-- START OF Records provided --

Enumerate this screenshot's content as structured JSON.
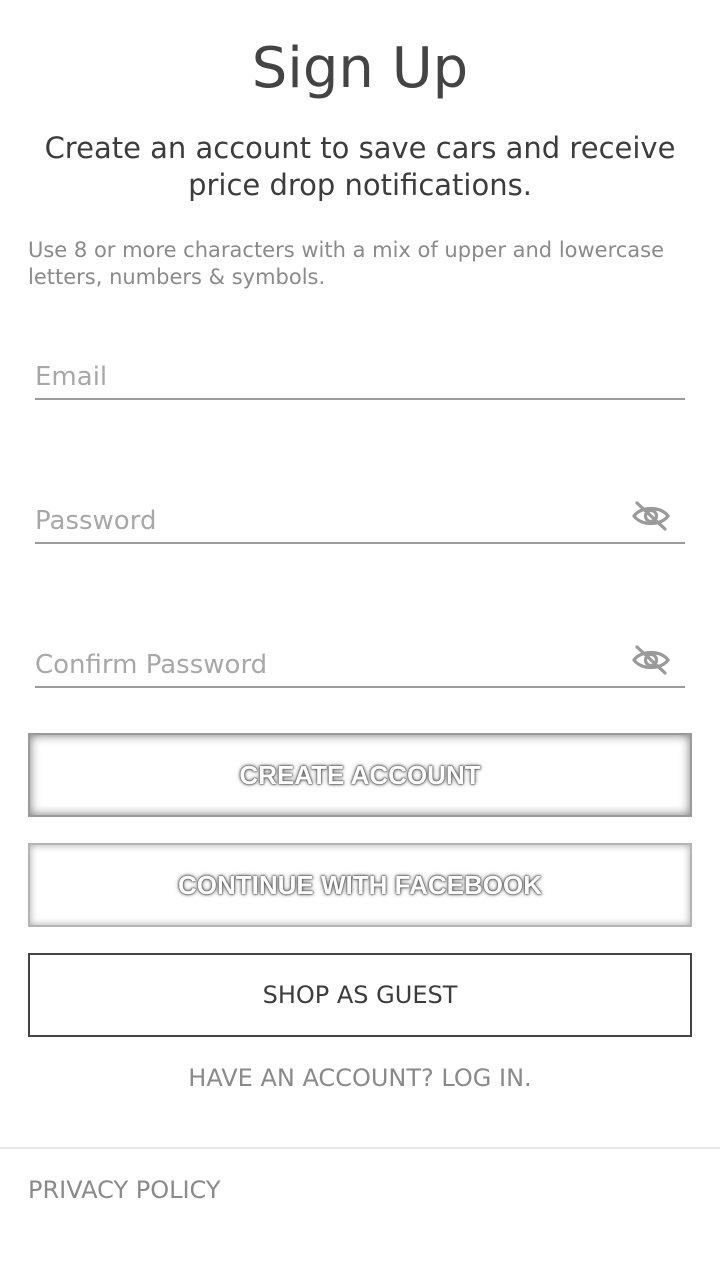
{
  "header": {
    "title": "Sign Up",
    "subtitle": "Create an account to save cars and receive price drop notifications."
  },
  "password_hint": "Use 8 or more characters with a mix of upper and lowercase letters, numbers & symbols.",
  "form": {
    "email": {
      "value": "",
      "placeholder": "Email"
    },
    "password": {
      "value": "",
      "placeholder": "Password",
      "toggle_icon": "eye-off-icon"
    },
    "confirm_password": {
      "value": "",
      "placeholder": "Confirm Password",
      "toggle_icon": "eye-off-icon"
    }
  },
  "buttons": {
    "create_account": "CREATE ACCOUNT",
    "continue_facebook": "CONTINUE WITH FACEBOOK",
    "shop_as_guest": "SHOP AS GUEST"
  },
  "login_link": "HAVE AN ACCOUNT? LOG IN.",
  "footer": {
    "privacy_policy": "PRIVACY POLICY"
  },
  "colors": {
    "text_primary": "#444444",
    "text_secondary": "#8a8a8a",
    "underline": "#9c9c9c",
    "background": "#ffffff"
  }
}
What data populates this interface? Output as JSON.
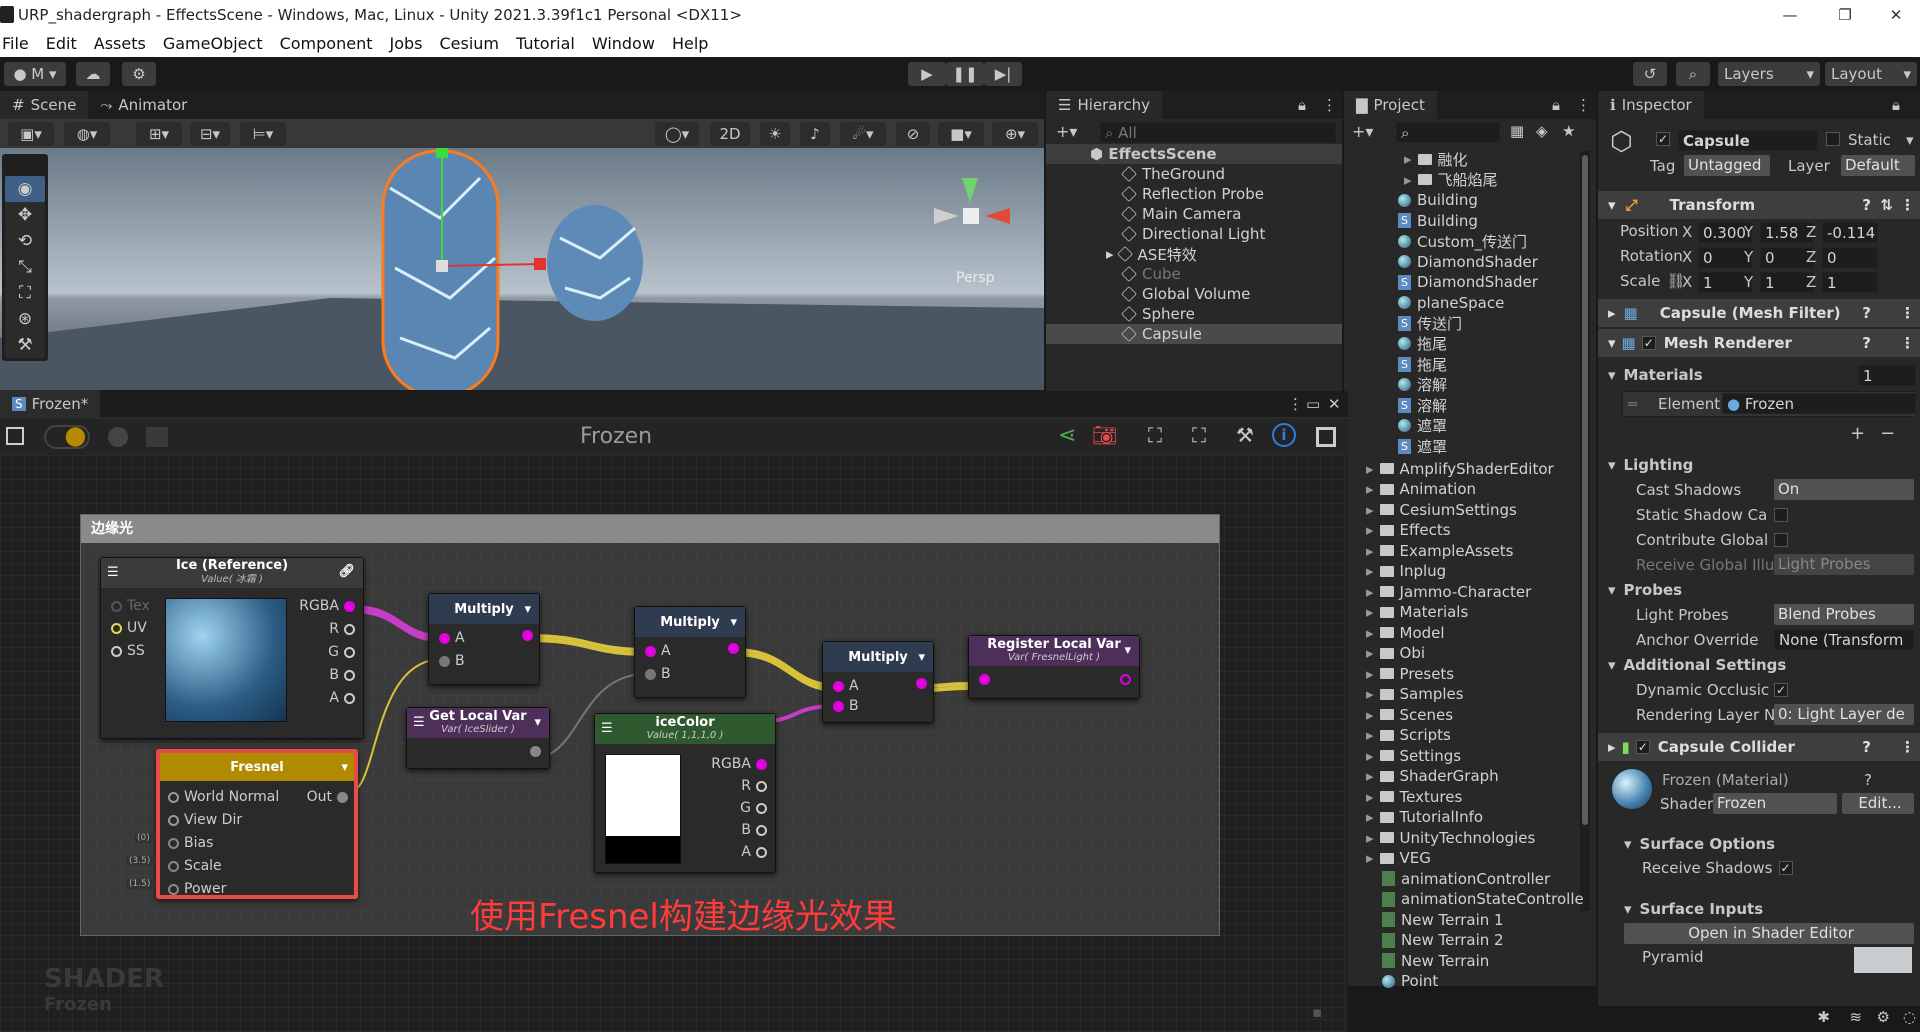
{
  "window": {
    "title": "URP_shadergraph - EffectsScene - Windows, Mac, Linux - Unity 2021.3.39f1c1 Personal <DX11>"
  },
  "menu": [
    "File",
    "Edit",
    "Assets",
    "GameObject",
    "Component",
    "Jobs",
    "Cesium",
    "Tutorial",
    "Window",
    "Help"
  ],
  "toolbar": {
    "account": "M",
    "layers": "Layers",
    "layout": "Layout"
  },
  "scene_tabs": {
    "scene": "Scene",
    "animator": "Animator",
    "mode_2d": "2D",
    "persp": "Persp"
  },
  "hierarchy": {
    "tab": "Hierarchy",
    "search_placeholder": "All",
    "scene": "EffectsScene",
    "items": [
      "TheGround",
      "Reflection Probe",
      "Main Camera",
      "Directional Light",
      "ASE特效",
      "Cube",
      "Global Volume",
      "Sphere",
      "Capsule"
    ]
  },
  "project": {
    "tab": "Project",
    "items": [
      {
        "name": "融化",
        "type": "folder"
      },
      {
        "name": "飞船焰尾",
        "type": "folder"
      },
      {
        "name": "Building",
        "type": "material"
      },
      {
        "name": "Building",
        "type": "shader"
      },
      {
        "name": "Custom_传送门",
        "type": "material"
      },
      {
        "name": "DiamondShader",
        "type": "material"
      },
      {
        "name": "DiamondShader",
        "type": "shader"
      },
      {
        "name": "planeSpace",
        "type": "material"
      },
      {
        "name": "传送门",
        "type": "shader"
      },
      {
        "name": "拖尾",
        "type": "material"
      },
      {
        "name": "拖尾",
        "type": "shader"
      },
      {
        "name": "溶解",
        "type": "material"
      },
      {
        "name": "溶解",
        "type": "shader"
      },
      {
        "name": "遮罩",
        "type": "material"
      },
      {
        "name": "遮罩",
        "type": "shader"
      }
    ],
    "folders": [
      "AmplifyShaderEditor",
      "Animation",
      "CesiumSettings",
      "Effects",
      "ExampleAssets",
      "Inplug",
      "Jammo-Character",
      "Materials",
      "Model",
      "Obi",
      "Presets",
      "Samples",
      "Scenes",
      "Scripts",
      "Settings",
      "ShaderGraph",
      "Textures",
      "TutorialInfo",
      "UnityTechnologies",
      "VEG"
    ],
    "files": [
      "animationController",
      "animationStateControlle",
      "New Terrain 1",
      "New Terrain 2",
      "New Terrain",
      "Point"
    ]
  },
  "inspector": {
    "tab": "Inspector",
    "object": "Capsule",
    "static": "Static",
    "tag_label": "Tag",
    "tag": "Untagged",
    "layer_label": "Layer",
    "layer": "Default",
    "transform": {
      "title": "Transform",
      "position": {
        "label": "Position",
        "x": "0.300",
        "y": "1.58",
        "z": "-0.114"
      },
      "rotation": {
        "label": "Rotation",
        "x": "0",
        "y": "0",
        "z": "0"
      },
      "scale": {
        "label": "Scale",
        "x": "1",
        "y": "1",
        "z": "1"
      }
    },
    "mesh_filter": "Capsule (Mesh Filter)",
    "mesh_renderer": "Mesh Renderer",
    "materials": {
      "label": "Materials",
      "count": "1",
      "element": "Element",
      "value": "Frozen"
    },
    "lighting": {
      "label": "Lighting",
      "cast_shadows": "Cast Shadows",
      "cast_value": "On",
      "static_shadow": "Static Shadow Ca",
      "contribute": "Contribute Global",
      "receive": "Receive Global Illu",
      "receive_value": "Light Probes"
    },
    "probes": {
      "label": "Probes",
      "light_probes": "Light Probes",
      "light_probes_value": "Blend Probes",
      "anchor": "Anchor Override",
      "anchor_value": "None (Transform"
    },
    "additional": {
      "label": "Additional Settings",
      "dynamic": "Dynamic Occlusic",
      "rendering": "Rendering Layer N",
      "rendering_value": "0: Light Layer de"
    },
    "collider": "Capsule Collider",
    "material": {
      "name": "Frozen (Material)",
      "shader_label": "Shader",
      "shader": "Frozen",
      "edit": "Edit..."
    },
    "surface_options": {
      "label": "Surface Options",
      "receive": "Receive Shadows"
    },
    "surface_inputs": {
      "label": "Surface Inputs",
      "open": "Open in Shader Editor",
      "pyramid": "Pyramid"
    }
  },
  "graph": {
    "tab": "Frozen*",
    "title": "Frozen",
    "group": "边缘光",
    "watermark": "SHADER",
    "watermark_sub": "Frozen",
    "annotation": "使用Fresnel构建边缘光效果",
    "nodes": {
      "ice": {
        "title": "Ice (Reference)",
        "sub": "Value( 冰霜 )",
        "inputs": [
          "Tex",
          "UV",
          "SS"
        ],
        "outputs": [
          "RGBA",
          "R",
          "G",
          "B",
          "A"
        ]
      },
      "multiply1": {
        "title": "Multiply",
        "a": "A",
        "b": "B"
      },
      "multiply2": {
        "title": "Multiply",
        "a": "A",
        "b": "B"
      },
      "multiply3": {
        "title": "Multiply",
        "a": "A",
        "b": "B"
      },
      "register": {
        "title": "Register Local Var",
        "sub": "Var( FresnelLight )"
      },
      "getlocal": {
        "title": "Get Local Var",
        "sub": "Var( IceSlider )"
      },
      "icecolor": {
        "title": "iceColor",
        "sub": "Value( 1,1,1,0 )",
        "outputs": [
          "RGBA",
          "R",
          "G",
          "B",
          "A"
        ]
      },
      "fresnel": {
        "title": "Fresnel",
        "inputs": [
          "World Normal",
          "View Dir",
          "Bias",
          "Scale",
          "Power"
        ],
        "out": "Out",
        "defaults": [
          "(0)",
          "(3.5)",
          "(1.5)"
        ]
      }
    }
  },
  "colors": {
    "accent": "#e84a4a",
    "annotation": "#ff3b3b",
    "pin": "#e000e0",
    "wire": "#d8c23c"
  }
}
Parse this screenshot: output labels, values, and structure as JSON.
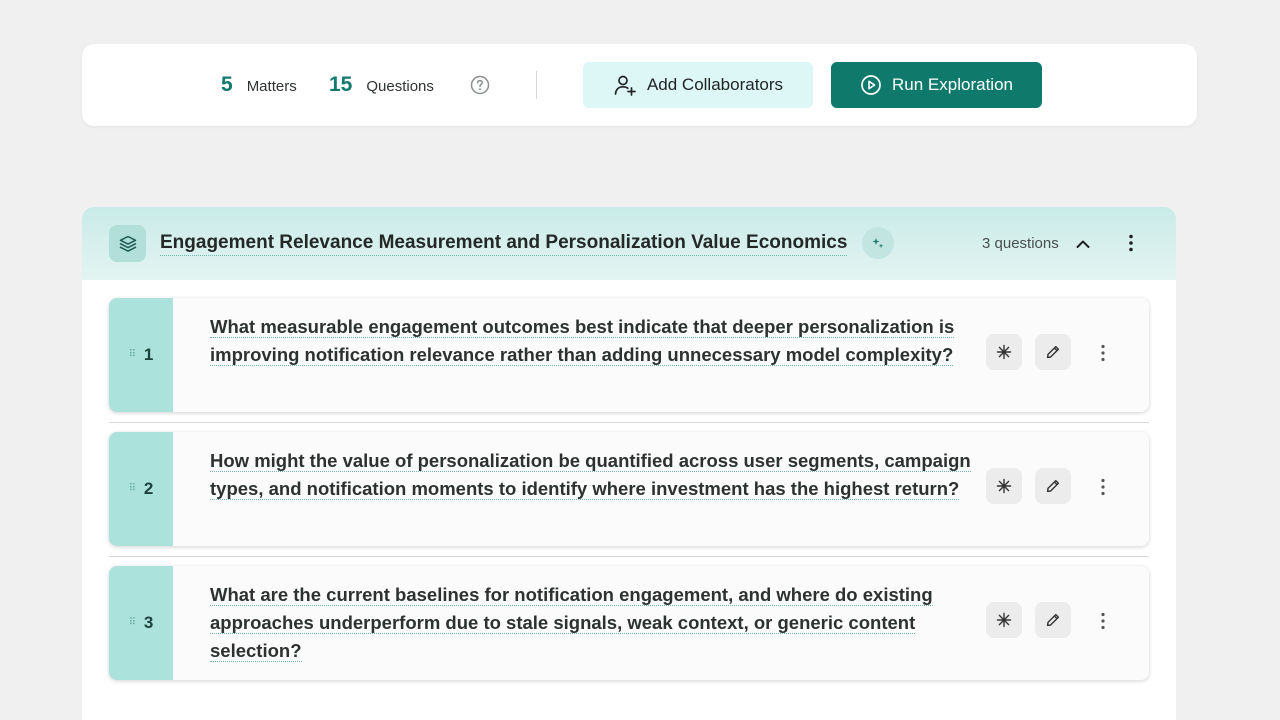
{
  "summary": {
    "matters_count": "5",
    "matters_label": "Matters",
    "questions_count": "15",
    "questions_label": "Questions",
    "add_collaborators_label": "Add Collaborators",
    "run_exploration_label": "Run Exploration"
  },
  "matter": {
    "title": "Engagement Relevance Measurement and Personalization Value Economics",
    "question_count_label": "3 questions",
    "questions": [
      {
        "number": "1",
        "text": "What measurable engagement outcomes best indicate that deeper personalization is improving notification relevance rather than adding unnecessary model complexity?"
      },
      {
        "number": "2",
        "text": "How might the value of personalization be quantified across user segments, campaign types, and notification moments to identify where investment has the highest return?"
      },
      {
        "number": "3",
        "text": "What are the current baselines for notification engagement, and where do existing approaches underperform due to stale signals, weak context, or generic content selection?"
      }
    ]
  },
  "colors": {
    "accent": "#0f7a6c",
    "accent_light": "#ddf6f6",
    "number_column": "#abe2dc",
    "stat_number": "#137a6e"
  },
  "icons": {
    "help": "question-circle-icon",
    "add_user": "add-user-icon",
    "run": "play-circle-icon",
    "layers": "layers-icon",
    "ai": "ai-sparkle-badge-icon",
    "collapse": "chevron-up-icon",
    "more": "kebab-menu-icon",
    "spark": "sparkle-icon",
    "edit": "pencil-icon",
    "drag": "drag-handle-icon"
  }
}
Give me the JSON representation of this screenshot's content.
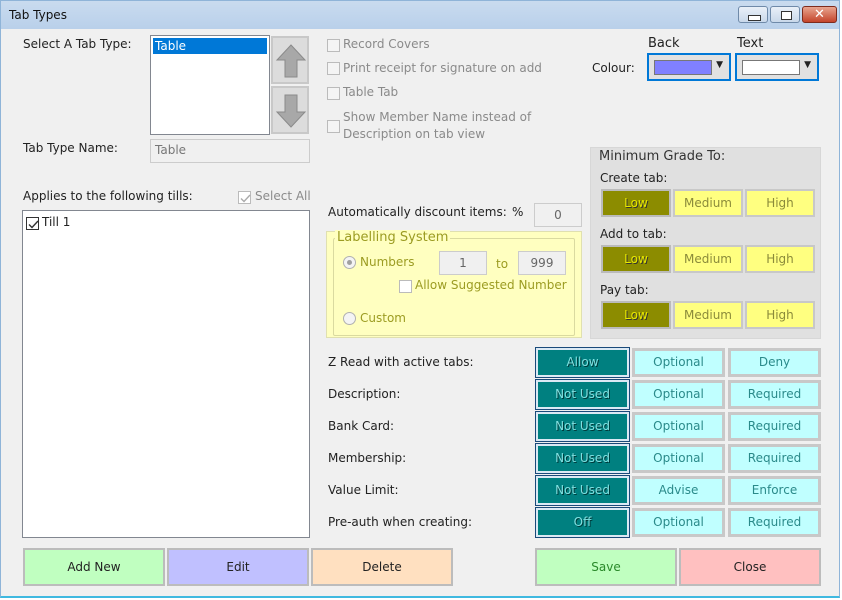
{
  "window": {
    "title": "Tab Types",
    "controls": {
      "minimize": "minimize",
      "maximize": "maximize",
      "close": "✕"
    }
  },
  "tab_type": {
    "select_label": "Select A Tab Type:",
    "list_items": [
      "Table"
    ],
    "selected_item": "Table",
    "name_label": "Tab Type Name:",
    "name_value": "Table"
  },
  "options": {
    "record_covers": {
      "label": "Record Covers",
      "checked": false
    },
    "print_receipt": {
      "label": "Print receipt for signature on add",
      "checked": false
    },
    "table_tab": {
      "label": "Table Tab",
      "checked": false
    },
    "show_member_line1": "Show Member Name instead of",
    "show_member_line2": "Description on tab view"
  },
  "colour": {
    "label": "Colour:",
    "back_label": "Back",
    "text_label": "Text",
    "back_color": "#8080ff",
    "text_color": "#ffffff"
  },
  "tills": {
    "label": "Applies to the following tills:",
    "select_all_label": "Select All",
    "select_all_checked": true,
    "items": [
      {
        "label": "Till 1",
        "checked": true
      }
    ]
  },
  "discount": {
    "label": "Automatically discount items:",
    "percent_symbol": "%",
    "value": "0"
  },
  "labelling": {
    "legend": "Labelling System",
    "numbers_label": "Numbers",
    "numbers_selected": true,
    "from": "1",
    "to_label": "to",
    "to": "999",
    "allow_suggested_label": "Allow Suggested Number",
    "allow_suggested_checked": false,
    "custom_label": "Custom"
  },
  "min_grade": {
    "title": "Minimum Grade To:",
    "rows": [
      {
        "label": "Create tab:",
        "options": [
          "Low",
          "Medium",
          "High"
        ],
        "selected": "Low"
      },
      {
        "label": "Add to tab:",
        "options": [
          "Low",
          "Medium",
          "High"
        ],
        "selected": "Low"
      },
      {
        "label": "Pay tab:",
        "options": [
          "Low",
          "Medium",
          "High"
        ],
        "selected": "Low"
      }
    ]
  },
  "settings": [
    {
      "label": "Z Read with active tabs:",
      "options": [
        "Allow",
        "Optional",
        "Deny"
      ],
      "selected": "Allow"
    },
    {
      "label": "Description:",
      "options": [
        "Not Used",
        "Optional",
        "Required"
      ],
      "selected": "Not Used"
    },
    {
      "label": "Bank Card:",
      "options": [
        "Not Used",
        "Optional",
        "Required"
      ],
      "selected": "Not Used"
    },
    {
      "label": "Membership:",
      "options": [
        "Not Used",
        "Optional",
        "Required"
      ],
      "selected": "Not Used"
    },
    {
      "label": "Value Limit:",
      "options": [
        "Not Used",
        "Advise",
        "Enforce"
      ],
      "selected": "Not Used"
    },
    {
      "label": "Pre-auth when creating:",
      "options": [
        "Off",
        "Optional",
        "Required"
      ],
      "selected": "Off"
    }
  ],
  "buttons": {
    "add_new": "Add New",
    "edit": "Edit",
    "delete": "Delete",
    "save": "Save",
    "close": "Close"
  },
  "colors": {
    "grade_selected": "#8c8c00",
    "grade_unselected": "#ffff80",
    "option_selected": "#008080",
    "option_unselected": "#c0ffff",
    "add_new_bg": "#c0ffc0",
    "edit_bg": "#c0c0ff",
    "delete_bg": "#ffe0c0",
    "save_bg": "#c0ffc0",
    "close_bg": "#ffc0c0"
  }
}
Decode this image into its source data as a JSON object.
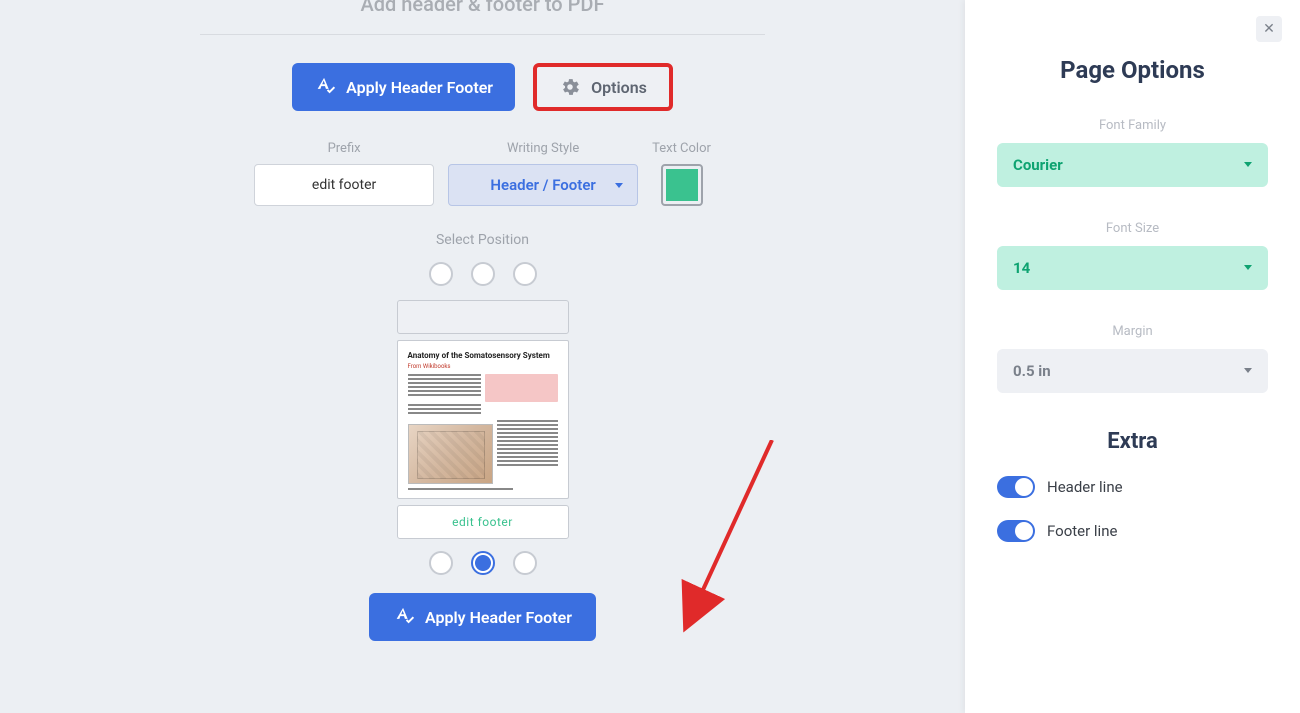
{
  "page_title": "Add header & footer to PDF",
  "tabs": {
    "apply": "Apply Header Footer",
    "options": "Options"
  },
  "config": {
    "prefix_label": "Prefix",
    "prefix_value": "edit footer",
    "style_label": "Writing Style",
    "style_value": "Header / Footer",
    "color_label": "Text Color",
    "color_value": "#3ac28f"
  },
  "select_position_label": "Select Position",
  "preview": {
    "doc_title": "Anatomy of the Somatosensory System",
    "doc_subtitle": "From Wikibooks",
    "footer_text": "edit footer"
  },
  "apply_bottom": "Apply Header Footer",
  "sidebar": {
    "title": "Page Options",
    "font_family_label": "Font Family",
    "font_family_value": "Courier",
    "font_size_label": "Font Size",
    "font_size_value": "14",
    "margin_label": "Margin",
    "margin_value": "0.5 in",
    "extra_title": "Extra",
    "header_line_label": "Header line",
    "footer_line_label": "Footer line"
  }
}
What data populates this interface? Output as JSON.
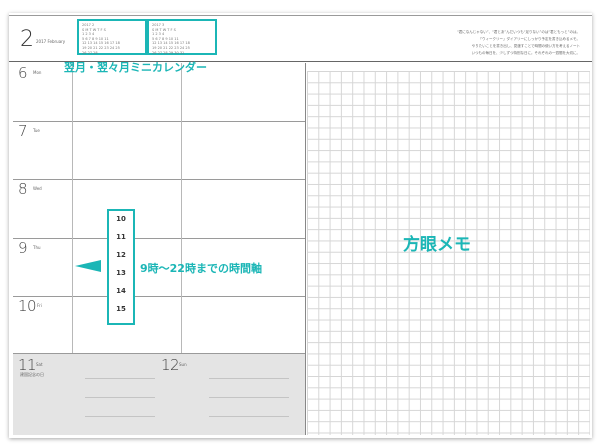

-- END OF Records provided --

- [Task details] Return every line of the preceding records in which the word "EffectsScene" appears.

- [Task solution]
    "title": "URP_shadergraph - EffectsScene - Windows, Mac, Linux - Unity 2021.3.39f1c1 Personal <DX11>"
    "scene": "EffectsScene",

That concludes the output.